- [Aim] Determine how many lines in these records hold "svchost". Only the number is wanted.

::: Supplied material :::

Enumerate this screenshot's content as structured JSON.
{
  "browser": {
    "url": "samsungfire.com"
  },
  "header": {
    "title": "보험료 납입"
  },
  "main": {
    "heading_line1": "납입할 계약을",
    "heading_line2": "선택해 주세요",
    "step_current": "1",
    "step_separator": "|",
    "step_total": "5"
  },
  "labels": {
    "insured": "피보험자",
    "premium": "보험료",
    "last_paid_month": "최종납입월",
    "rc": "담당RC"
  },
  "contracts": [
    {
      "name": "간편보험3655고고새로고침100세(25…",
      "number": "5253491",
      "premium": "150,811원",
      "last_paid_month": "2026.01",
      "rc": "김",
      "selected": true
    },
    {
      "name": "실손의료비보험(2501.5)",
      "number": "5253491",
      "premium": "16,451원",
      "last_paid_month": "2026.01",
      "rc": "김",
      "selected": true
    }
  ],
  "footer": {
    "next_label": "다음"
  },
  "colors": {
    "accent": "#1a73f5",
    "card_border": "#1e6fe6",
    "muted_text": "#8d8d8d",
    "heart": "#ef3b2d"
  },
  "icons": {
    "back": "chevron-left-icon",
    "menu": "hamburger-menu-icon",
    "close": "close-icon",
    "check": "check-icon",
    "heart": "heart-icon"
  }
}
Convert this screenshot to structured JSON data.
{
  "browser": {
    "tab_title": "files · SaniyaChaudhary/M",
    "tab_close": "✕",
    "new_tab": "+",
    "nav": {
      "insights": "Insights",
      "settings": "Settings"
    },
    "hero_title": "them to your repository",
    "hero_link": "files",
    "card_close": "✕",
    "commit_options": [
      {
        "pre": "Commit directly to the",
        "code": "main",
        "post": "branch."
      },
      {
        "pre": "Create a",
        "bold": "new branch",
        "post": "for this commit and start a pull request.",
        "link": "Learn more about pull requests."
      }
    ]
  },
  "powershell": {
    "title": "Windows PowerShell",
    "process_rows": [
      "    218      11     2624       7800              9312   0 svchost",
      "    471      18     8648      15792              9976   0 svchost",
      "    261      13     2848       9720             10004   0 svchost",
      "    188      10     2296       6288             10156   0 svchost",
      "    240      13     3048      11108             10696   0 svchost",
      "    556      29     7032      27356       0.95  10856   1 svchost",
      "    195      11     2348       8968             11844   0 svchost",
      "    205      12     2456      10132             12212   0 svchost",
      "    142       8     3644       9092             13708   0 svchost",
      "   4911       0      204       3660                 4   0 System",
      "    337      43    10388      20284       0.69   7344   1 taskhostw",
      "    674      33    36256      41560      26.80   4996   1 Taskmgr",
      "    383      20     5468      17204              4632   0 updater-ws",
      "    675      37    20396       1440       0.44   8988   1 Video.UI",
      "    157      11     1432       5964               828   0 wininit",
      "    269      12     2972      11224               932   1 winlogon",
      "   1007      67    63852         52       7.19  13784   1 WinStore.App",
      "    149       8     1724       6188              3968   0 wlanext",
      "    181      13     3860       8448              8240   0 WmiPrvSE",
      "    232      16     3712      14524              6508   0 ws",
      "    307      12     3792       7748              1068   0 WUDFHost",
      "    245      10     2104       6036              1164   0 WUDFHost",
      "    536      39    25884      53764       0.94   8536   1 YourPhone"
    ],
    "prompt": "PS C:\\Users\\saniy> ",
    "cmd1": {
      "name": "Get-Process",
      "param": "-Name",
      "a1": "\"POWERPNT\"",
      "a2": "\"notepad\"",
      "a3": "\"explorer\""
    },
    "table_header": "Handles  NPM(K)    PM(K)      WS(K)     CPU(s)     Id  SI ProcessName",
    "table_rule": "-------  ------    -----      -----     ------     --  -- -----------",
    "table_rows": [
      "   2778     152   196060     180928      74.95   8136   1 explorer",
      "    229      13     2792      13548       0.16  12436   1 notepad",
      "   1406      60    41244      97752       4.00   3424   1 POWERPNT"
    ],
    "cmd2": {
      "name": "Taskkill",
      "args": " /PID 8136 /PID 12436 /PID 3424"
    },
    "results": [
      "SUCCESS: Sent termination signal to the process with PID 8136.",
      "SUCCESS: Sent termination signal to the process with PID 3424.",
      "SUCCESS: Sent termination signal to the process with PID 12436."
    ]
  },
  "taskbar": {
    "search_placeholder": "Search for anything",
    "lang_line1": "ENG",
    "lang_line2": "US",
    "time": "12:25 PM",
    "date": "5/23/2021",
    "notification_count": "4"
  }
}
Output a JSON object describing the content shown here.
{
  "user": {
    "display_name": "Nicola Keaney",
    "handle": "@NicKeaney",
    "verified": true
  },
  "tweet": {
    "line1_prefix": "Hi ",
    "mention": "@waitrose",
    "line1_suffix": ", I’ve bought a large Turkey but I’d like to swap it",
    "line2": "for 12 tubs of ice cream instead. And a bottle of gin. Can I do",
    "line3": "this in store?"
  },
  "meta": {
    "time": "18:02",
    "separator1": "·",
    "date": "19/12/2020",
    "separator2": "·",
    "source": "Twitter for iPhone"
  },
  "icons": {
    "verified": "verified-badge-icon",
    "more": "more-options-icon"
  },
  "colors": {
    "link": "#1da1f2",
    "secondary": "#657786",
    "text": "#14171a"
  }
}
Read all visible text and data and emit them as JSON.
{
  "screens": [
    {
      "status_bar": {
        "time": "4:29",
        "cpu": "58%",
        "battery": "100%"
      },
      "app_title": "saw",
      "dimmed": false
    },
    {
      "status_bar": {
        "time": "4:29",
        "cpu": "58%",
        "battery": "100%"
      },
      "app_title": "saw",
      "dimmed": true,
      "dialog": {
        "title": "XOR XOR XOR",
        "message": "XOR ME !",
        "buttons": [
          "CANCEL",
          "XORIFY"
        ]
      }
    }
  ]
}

:::

- [The output] 9